- _STATED TASK_
Retype the records below word for word and omit any image.

- _MATERIAL PROVIDED_
────────────────

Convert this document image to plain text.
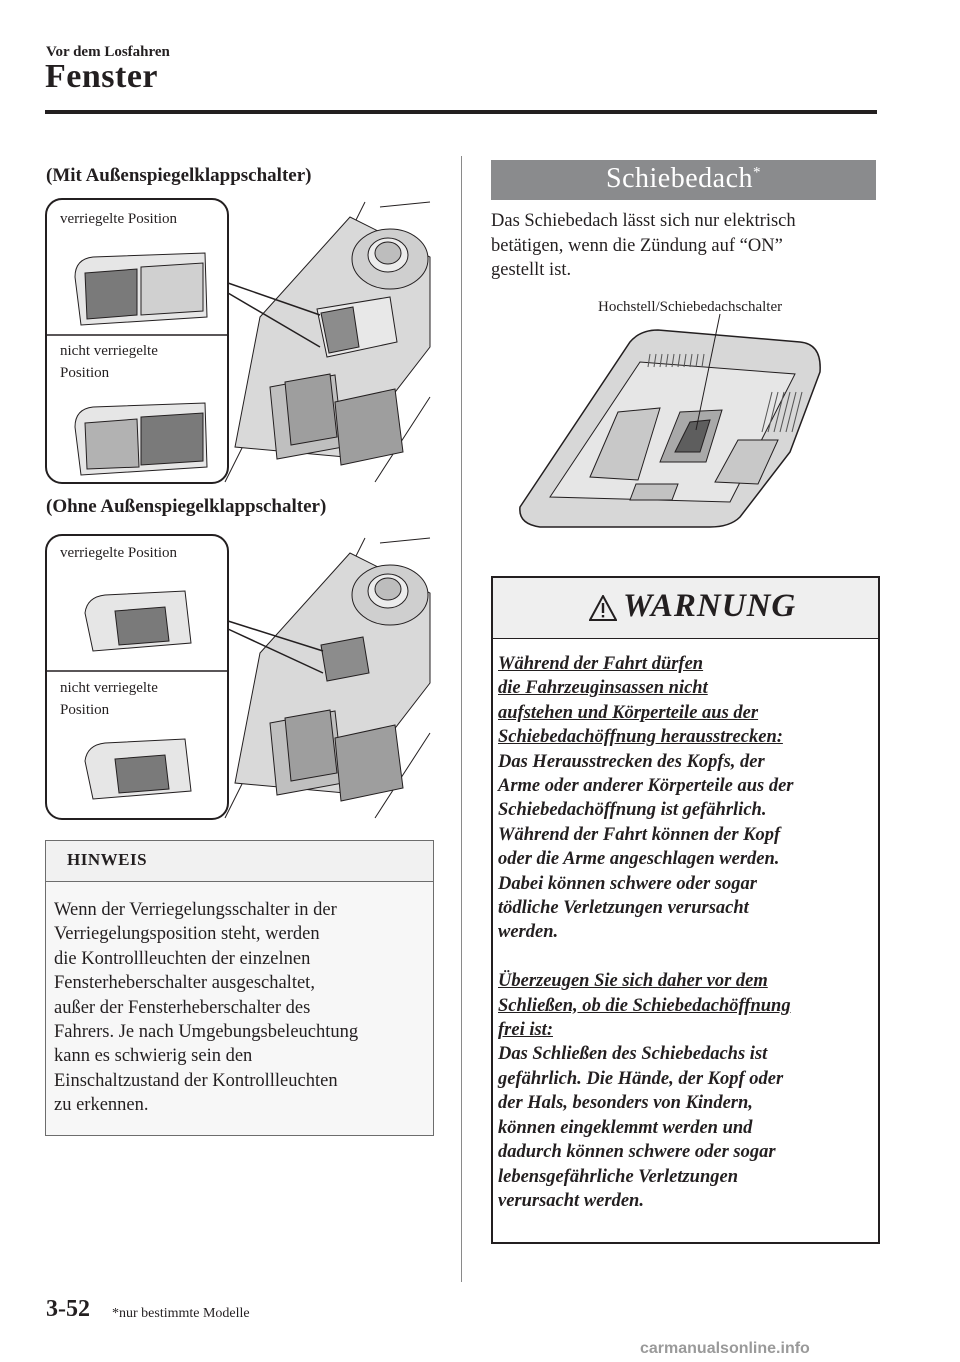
Vor dem Losfahren
Fenster
(Mit Außenspiegelklappschalter)
verriegelte Position
nicht verriegelte
Position
(Ohne Außenspiegelklappschalter)
verriegelte Position
nicht verriegelte
Position
HINWEIS
Wenn der Verriegelungsschalter in der
Verriegelungsposition steht, werden
die Kontrollleuchten der einzelnen
Fensterheberschalter ausgeschaltet,
außer der Fensterheberschalter des
Fahrers. Je nach Umgebungsbeleuchtung
kann es schwierig sein den
Einschaltzustand der Kontrollleuchten
zu erkennen.
Schiebedach*
Das Schiebedach lässt sich nur elektrisch
betätigen, wenn die Zündung auf “ON”
gestellt ist.
Hochstell/Schiebedachschalter
WARNUNG

Während der Fahrt dürfen

die Fahrzeuginsassen nicht

aufstehen und Körperteile aus der

Schiebedachöffnung herausstrecken:

Das Herausstrecken des Kopfs, der

Arme oder anderer Körperteile aus der

Schiebedachöffnung ist gefährlich.

Während der Fahrt können der Kopf

oder die Arme angeschlagen werden.

Dabei können schwere oder sogar

tödliche Verletzungen verursacht

werden.

Überzeugen Sie sich daher vor dem

Schließen, ob die Schiebedachöffnung

frei ist:

Das Schließen des Schiebedachs ist

gefährlich. Die Hände, der Kopf oder

der Hals, besonders von Kindern,

können eingeklemmt werden und

dadurch können schwere oder sogar

lebensgefährliche Verletzungen

verursacht werden.

3-52 *nur bestimmte Modelle
carmanualsonline.info
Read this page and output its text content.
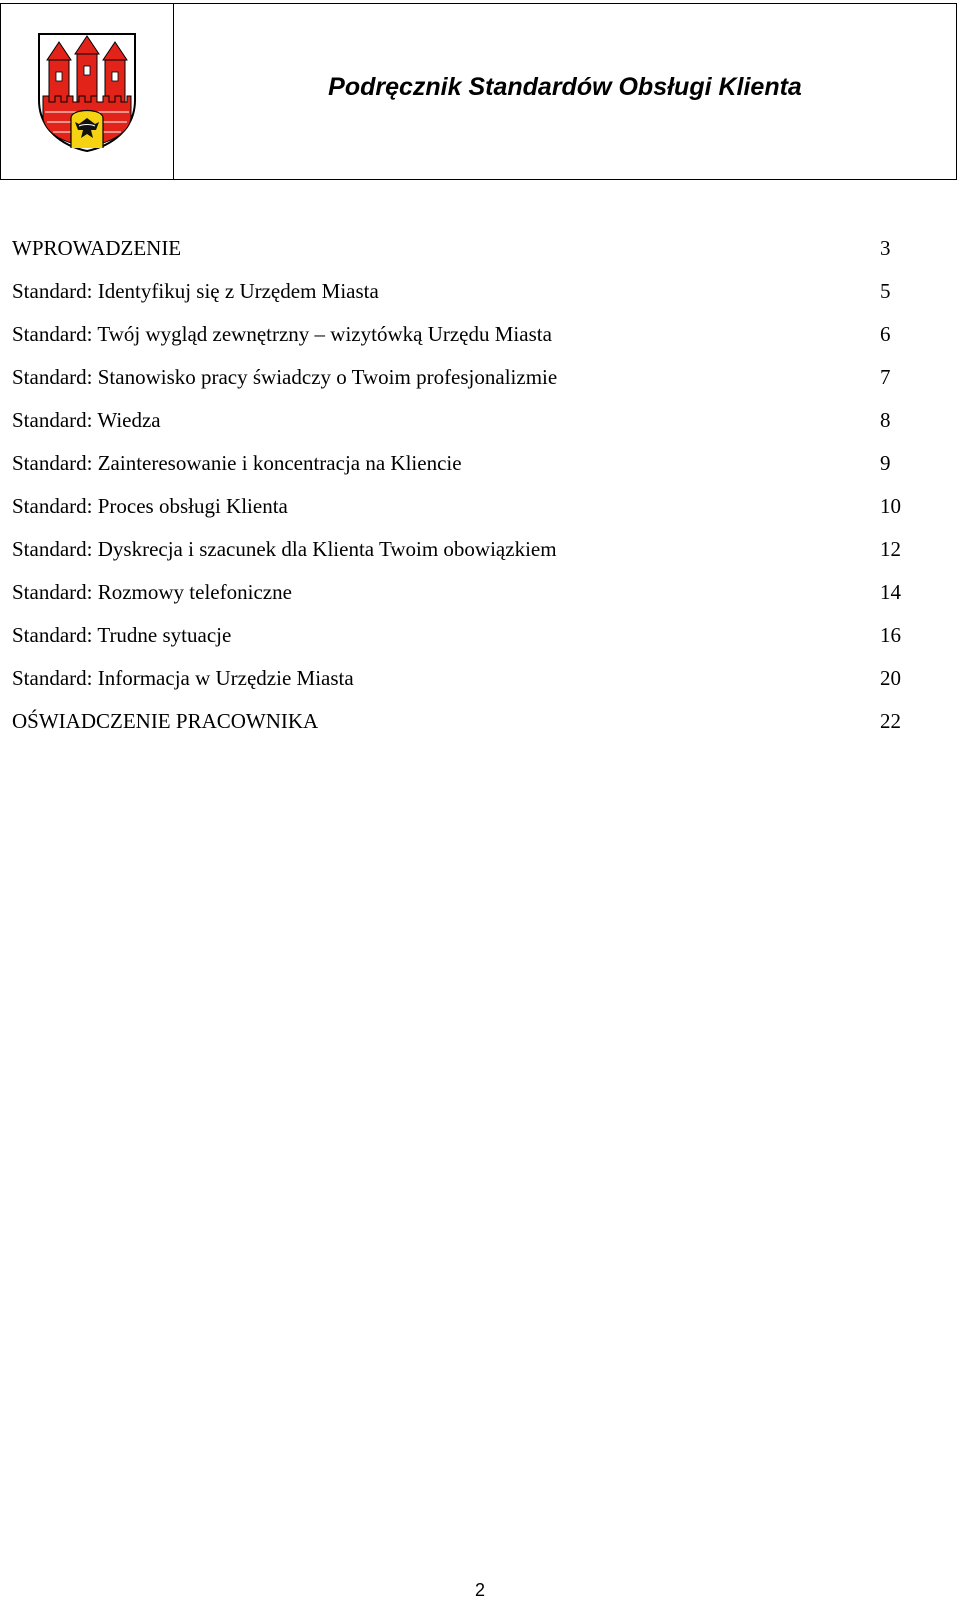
Podręcznik Standardów Obsługi Klienta
WPROWADZENIE	3
Standard: Identyfikuj się z Urzędem Miasta	5
Standard: Twój wygląd zewnętrzny – wizytówką Urzędu Miasta	6
Standard: Stanowisko pracy świadczy o Twoim profesjonalizmie	7
Standard: Wiedza	8
Standard: Zainteresowanie i koncentracja na Kliencie	9
Standard: Proces obsługi Klienta	10
Standard: Dyskrecja i szacunek dla Klienta Twoim obowiązkiem	12
Standard: Rozmowy telefoniczne	14
Standard: Trudne sytuacje	16
Standard: Informacja w Urzędzie Miasta	20
OŚWIADCZENIE PRACOWNIKA	22
2
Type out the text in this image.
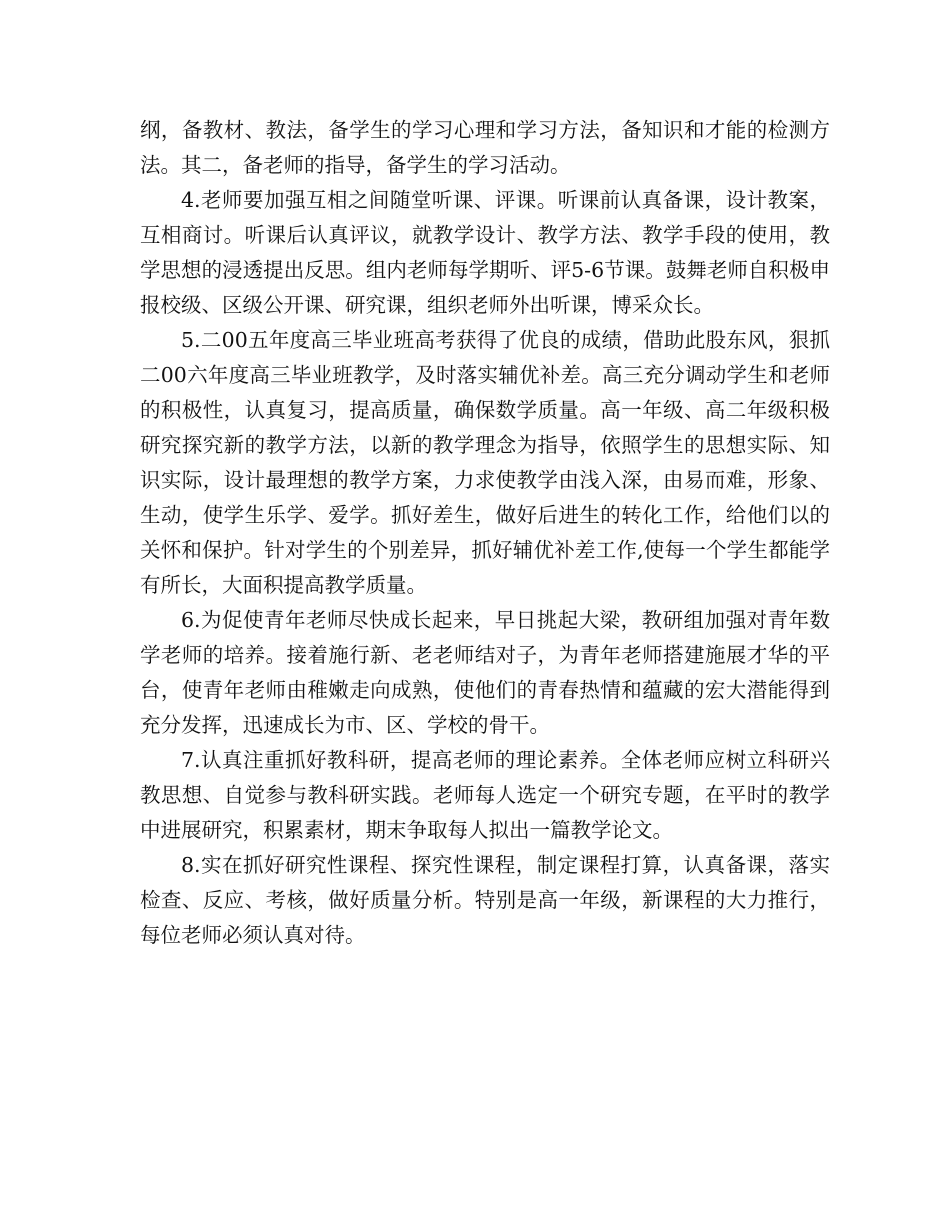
纲，备教材、教法，备学生的学习心理和学习方法，备知识和才能的检测方法。其二，备老师的指导，备学生的学习活动。

4.老师要加强互相之间随堂听课、评课。听课前认真备课，设计教案，互相商讨。听课后认真评议，就教学设计、教学方法、教学手段的使用，教学思想的浸透提出反思。组内老师每学期听、评5-6节课。鼓舞老师自积极申报校级、区级公开课、研究课，组织老师外出听课，博采众长。

5.二00五年度高三毕业班高考获得了优良的成绩，借助此股东风，狠抓二00六年度高三毕业班教学，及时落实辅优补差。高三充分调动学生和老师的积极性，认真复习，提高质量，确保数学质量。高一年级、高二年级积极研究探究新的教学方法，以新的教学理念为指导，依照学生的思想实际、知识实际，设计最理想的教学方案，力求使教学由浅入深，由易而难，形象、生动，使学生乐学、爱学。抓好差生，做好后进生的转化工作，给他们以的关怀和保护。针对学生的个别差异，抓好辅优补差工作,使每一个学生都能学有所长，大面积提高教学质量。

6.为促使青年老师尽快成长起来，早日挑起大梁，教研组加强对青年数学老师的培养。接着施行新、老老师结对子，为青年老师搭建施展才华的平台，使青年老师由稚嫩走向成熟，使他们的青春热情和蕴藏的宏大潜能得到充分发挥，迅速成长为市、区、学校的骨干。

7.认真注重抓好教科研，提高老师的理论素养。全体老师应树立科研兴教思想、自觉参与教科研实践。老师每人选定一个研究专题，在平时的教学中进展研究，积累素材，期末争取每人拟出一篇教学论文。

8.实在抓好研究性课程、探究性课程，制定课程打算，认真备课，落实检查、反应、考核，做好质量分析。特别是高一年级，新课程的大力推行，每位老师必须认真对待。
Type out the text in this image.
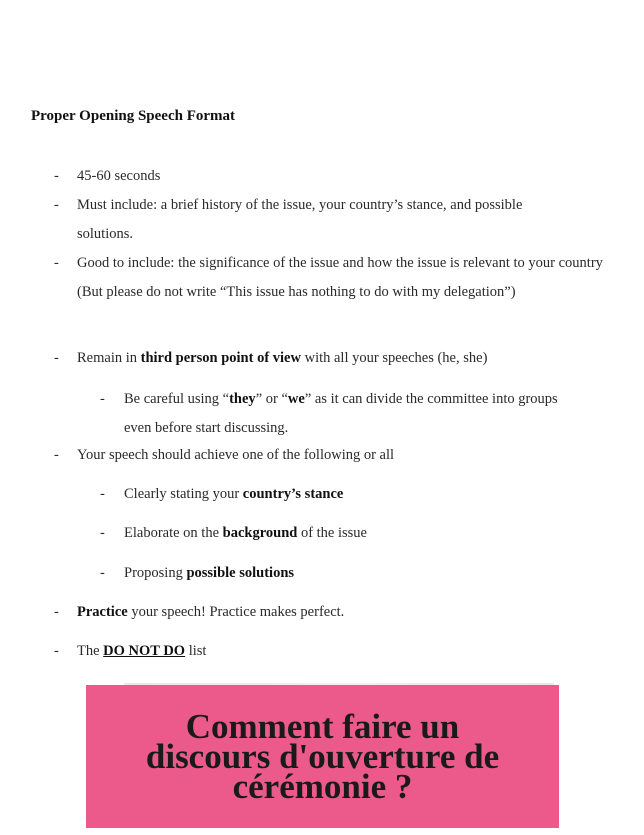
Proper Opening Speech Format
- 45-60 seconds
- Must include: a brief history of the issue, your country’s stance, and possible solutions.
- Good to include: the significance of the issue and how the issue is relevant to your country (But please do not write “This issue has nothing to do with my delegation”)
- Remain in third person point of view with all your speeches (he, she)
- Be careful using “they” or “we” as it can divide the committee into groups even before start discussing.
- Your speech should achieve one of the following or all
- Clearly stating your country’s stance
- Elaborate on the background of the issue
- Proposing possible solutions
- Practice your speech! Practice makes perfect.
- The DO NOT DO list
Comment faire un discours d'ouverture de cérémonie ?
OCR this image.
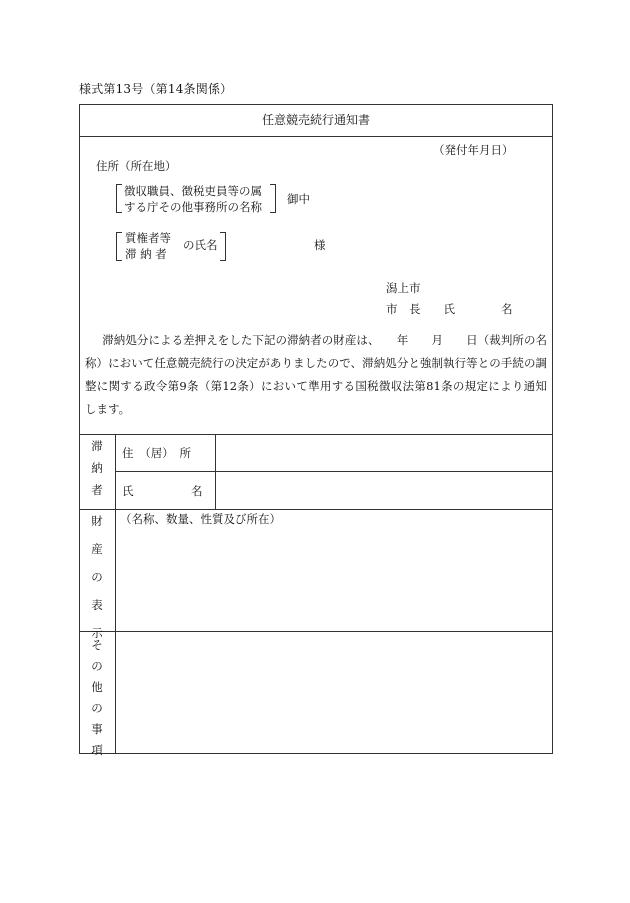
様式第13号（第14条関係）
任意競売続行通知書
（発付年月日）
住所（所在地）
徴収職員、徴税吏員等の属
する庁その他事務所の名称
御中
質権者等
滞 納 者
の氏名	様
潟上市
市　長　　氏　　　　名

滞納処分による差押えをした下記の滞納者の財産は、　　年　　月　　日（裁判所の名称）において任意競売続行の決定がありましたので、滞納処分と強制執行等との手続の調整に関する政令第9条（第12条）において準用する国税徴収法第81条の規定により通知します。

滞
納
者
住　（居）　所
氏　　　　　名
財
産
の
表
示
（名称、数量、性質及び所在）
そ
の
他
の
事
項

────────────────

- _RESULT FOR THIS TASK_
Convert this document image to plain text.
Vor dem Losfahren
Fenster
(Mit Außenspiegelklappschalter)
verriegelte Position
nicht verriegelte
Position
(Ohne Außenspiegelklappschalter)
verriegelte Position
nicht verriegelte
Position
HINWEIS
Wenn der Verriegelungsschalter in der
Verriegelungsposition steht, werden
die Kontrollleuchten der einzelnen
Fensterheberschalter ausgeschaltet,
außer der Fensterheberschalter des
Fahrers. Je nach Umgebungsbeleuchtung
kann es schwierig sein den
Einschaltzustand der Kontrollleuchten
zu erkennen.
Schiebedach*
Das Schiebedach lässt sich nur elektrisch
betätigen, wenn die Zündung auf “ON”
gestellt ist.
Hochstell/Schiebedachschalter
WARNUNG

Während der Fahrt dürfen

die Fahrzeuginsassen nicht

aufstehen und Körperteile aus der

Schiebedachöffnung herausstrecken:

Das Herausstrecken des Kopfs, der

Arme oder anderer Körperteile aus der

Schiebedachöffnung ist gefährlich.

Während der Fahrt können der Kopf

oder die Arme angeschlagen werden.

Dabei können schwere oder sogar

tödliche Verletzungen verursacht

werden.

Überzeugen Sie sich daher vor dem

Schließen, ob die Schiebedachöffnung

frei ist:

Das Schließen des Schiebedachs ist

gefährlich. Die Hände, der Kopf oder

der Hals, besonders von Kindern,

können eingeklemmt werden und

dadurch können schwere oder sogar

lebensgefährliche Verletzungen

verursacht werden.

3-52 *nur bestimmte Modelle
carmanualsonline.info
Read this page and output its text content.
Podręcznik Standardów Obsługi Klienta
WPROWADZENIE	3
Standard: Identyfikuj się z Urzędem Miasta	5
Standard: Twój wygląd zewnętrzny – wizytówką Urzędu Miasta	6
Standard: Stanowisko pracy świadczy o Twoim profesjonalizmie	7
Standard: Wiedza	8
Standard: Zainteresowanie i koncentracja na Kliencie	9
Standard: Proces obsługi Klienta	10
Standard: Dyskrecja i szacunek dla Klienta Twoim obowiązkiem	12
Standard: Rozmowy telefoniczne	14
Standard: Trudne sytuacje	16
Standard: Informacja w Urzędzie Miasta	20
OŚWIADCZENIE PRACOWNIKA	22
2
Type out the text in this image.
纲，备教材、教法，备学生的学习心理和学习方法，备知识和才能的检测方法。其二，备老师的指导，备学生的学习活动。

4.老师要加强互相之间随堂听课、评课。听课前认真备课，设计教案，互相商讨。听课后认真评议，就教学设计、教学方法、教学手段的使用，教学思想的浸透提出反思。组内老师每学期听、评5-6节课。鼓舞老师自积极申报校级、区级公开课、研究课，组织老师外出听课，博采众长。

5.二00五年度高三毕业班高考获得了优良的成绩，借助此股东风，狠抓二00六年度高三毕业班教学，及时落实辅优补差。高三充分调动学生和老师的积极性，认真复习，提高质量，确保数学质量。高一年级、高二年级积极研究探究新的教学方法，以新的教学理念为指导，依照学生的思想实际、知识实际，设计最理想的教学方案，力求使教学由浅入深，由易而难，形象、生动，使学生乐学、爱学。抓好差生，做好后进生的转化工作，给他们以的关怀和保护。针对学生的个别差异，抓好辅优补差工作,使每一个学生都能学有所长，大面积提高教学质量。

6.为促使青年老师尽快成长起来，早日挑起大梁，教研组加强对青年数学老师的培养。接着施行新、老老师结对子，为青年老师搭建施展才华的平台，使青年老师由稚嫩走向成熟，使他们的青春热情和蕴藏的宏大潜能得到充分发挥，迅速成长为市、区、学校的骨干。

7.认真注重抓好教科研，提高老师的理论素养。全体老师应树立科研兴教思想、自觉参与教科研实践。老师每人选定一个研究专题，在平时的教学中进展研究，积累素材，期末争取每人拟出一篇教学论文。

8.实在抓好研究性课程、探究性课程，制定课程打算，认真备课，落实检查、反应、考核，做好质量分析。特别是高一年级，新课程的大力推行，每位老师必须认真对待。
Type out the text in this image.
Proper Opening Speech Format
- 45-60 seconds
- Must include: a brief history of the issue, your country’s stance, and possible solutions.
- Good to include: the significance of the issue and how the issue is relevant to your country (But please do not write “This issue has nothing to do with my delegation”)
- Remain in third person point of view with all your speeches (he, she)
- Be careful using “they” or “we” as it can divide the committee into groups even before start discussing.
- Your speech should achieve one of the following or all
- Clearly stating your country’s stance
- Elaborate on the background of the issue
- Proposing possible solutions
- Practice your speech! Practice makes perfect.
- The DO NOT DO list
Comment faire un discours d'ouverture de cérémonie ?
OCR this image.
様式第13号（第14条関係）
任意競売続行通知書
（発付年月日）
住所（所在地）
徴収職員、徴税吏員等の属
する庁その他事務所の名称
御中
質権者等
滞 納 者
の氏名	様
潟上市
市　長　　氏　　　　名

滞納処分による差押えをした下記の滞納者の財産は、　　年　　月　　日（裁判所の名称）において任意競売続行の決定がありましたので、滞納処分と強制執行等との手続の調整に関する政令第9条（第12条）において準用する国税徴収法第81条の規定により通知します。

滞
納
者
住　（居）　所
氏　　　　　名
財
産
の
表
示
（名称、数量、性質及び所在）
そ
の
他
の
事
項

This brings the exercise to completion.